→ **WRITTEN EXERCISE**
Repeat the material below word for word and leave out all pictures.

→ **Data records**
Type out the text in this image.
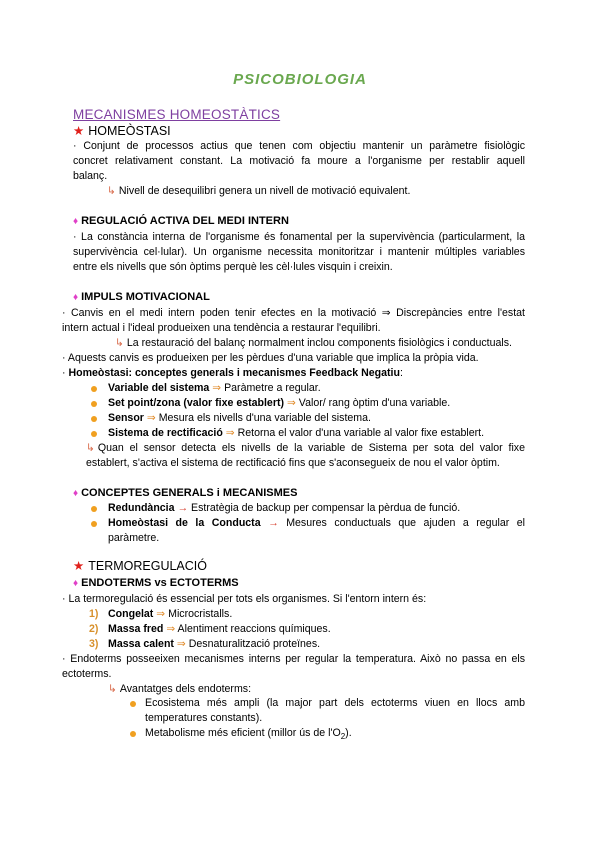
PSICOBIOLOGIA
MECANISMES HOMEOSTÀTICS
★ HOMEÒSTASI
· Conjunt de processos actius que tenen com objectiu mantenir un paràmetre fisiològic
concret relativament constant. La motivació fa moure a l'organisme per restablir aquell
balanç.
↳ Nivell de desequilibri genera un nivell de motivació equivalent.
♦ REGULACIÓ ACTIVA DEL MEDI INTERN
· La constància interna de l'organisme és fonamental per la supervivència (particularment, la
supervivència cel·lular). Un organisme necessita monitoritzar i mantenir múltiples variables
entre els nivells que són òptims perquè les cèl·lules visquin i creixin.
♦ IMPULS MOTIVACIONAL
· Canvis en el medi intern poden tenir efectes en la motivació ⇒ Discrepàncies entre l'estat
intern actual i l'ideal produeixen una tendència a restaurar l'equilibri.
↳ La restauració del balanç normalment inclou components fisiològics i conductuals.
· Aquests canvis es produeixen per les pèrdues d'una variable que implica la pròpia vida.
· Homeòstasi: conceptes generals i mecanismes Feedback Negatiu:
Variable del sistema ⇒ Paràmetre a regular.
Set point/zona (valor fixe establert) ⇒ Valor/ rang òptim d'una variable.
Sensor ⇒ Mesura els nivells d'una variable del sistema.
Sistema de rectificació ⇒ Retorna el valor d'una variable al valor fixe establert.
↳ Quan el sensor detecta els nivells de la variable de Sistema per sota del valor fixe
establert, s'activa el sistema de rectificació fins que s'aconsegueix de nou el valor òptim.
♦ CONCEPTES GENERALS i MECANISMES
Redundància → Estratègia de backup per compensar la pèrdua de funció.
Homeòstasi de la Conducta → Mesures conductuals que ajuden a regular el
paràmetre.
★ TERMOREGULACIÓ
♦ ENDOTERMS vs ECTOTERMS
· La termoregulació és essencial per tots els organismes. Si l'entorn intern és:
1) Congelat ⇒ Microcristalls.
2) Massa fred ⇒ Alentiment reaccions químiques.
3) Massa calent ⇒ Desnaturalització proteïnes.
· Endoterms posseeixen mecanismes interns per regular la temperatura. Això no passa en els
ectoterms.
↳ Avantatges dels endoterms:
Ecosistema més ampli (la major part dels ectoterms viuen en llocs amb
temperatures constants).
Metabolisme més eficient (millor ús de $l'O_2$).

→ **REPLY TO THE TASK**
Type out the text in this image.
PSICOBIOLOGIA
MECANISMES HOMEOSTÀTICS
★ HOMEÒSTASI
· Conjunt de processos actius que tenen com objectiu mantenir un paràmetre fisiològic
concret relativament constant. La motivació fa moure a l'organisme per restablir aquell
balanç.
↳ Nivell de desequilibri genera un nivell de motivació equivalent.
♦ REGULACIÓ ACTIVA DEL MEDI INTERN
· La constància interna de l'organisme és fonamental per la supervivència (particularment, la
supervivència cel·lular). Un organisme necessita monitoritzar i mantenir múltiples variables
entre els nivells que són òptims perquè les cèl·lules visquin i creixin.
♦ IMPULS MOTIVACIONAL
· Canvis en el medi intern poden tenir efectes en la motivació ⇒ Discrepàncies entre l'estat
intern actual i l'ideal produeixen una tendència a restaurar l'equilibri.
↳ La restauració del balanç normalment inclou components fisiològics i conductuals.
· Aquests canvis es produeixen per les pèrdues d'una variable que implica la pròpia vida.
· Homeòstasi: conceptes generals i mecanismes Feedback Negatiu:
Variable del sistema ⇒ Paràmetre a regular.
Set point/zona (valor fixe establert) ⇒ Valor/ rang òptim d'una variable.
Sensor ⇒ Mesura els nivells d'una variable del sistema.
Sistema de rectificació ⇒ Retorna el valor d'una variable al valor fixe establert.
↳ Quan el sensor detecta els nivells de la variable de Sistema per sota del valor fixe
establert, s'activa el sistema de rectificació fins que s'aconsegueix de nou el valor òptim.
♦ CONCEPTES GENERALS i MECANISMES
Redundància → Estratègia de backup per compensar la pèrdua de funció.
Homeòstasi de la Conducta → Mesures conductuals que ajuden a regular el
paràmetre.
★ TERMOREGULACIÓ
♦ ENDOTERMS vs ECTOTERMS
· La termoregulació és essencial per tots els organismes. Si l'entorn intern és:
1) Congelat ⇒ Microcristalls.
2) Massa fred ⇒ Alentiment reaccions químiques.
3) Massa calent ⇒ Desnaturalització proteïnes.
· Endoterms posseeixen mecanismes interns per regular la temperatura. Això no passa en els
ectoterms.
↳ Avantatges dels endoterms:
Ecosistema més ampli (la major part dels ectoterms viuen en llocs amb
temperatures constants).
Metabolisme més eficient (millor ús de $l'O_2$).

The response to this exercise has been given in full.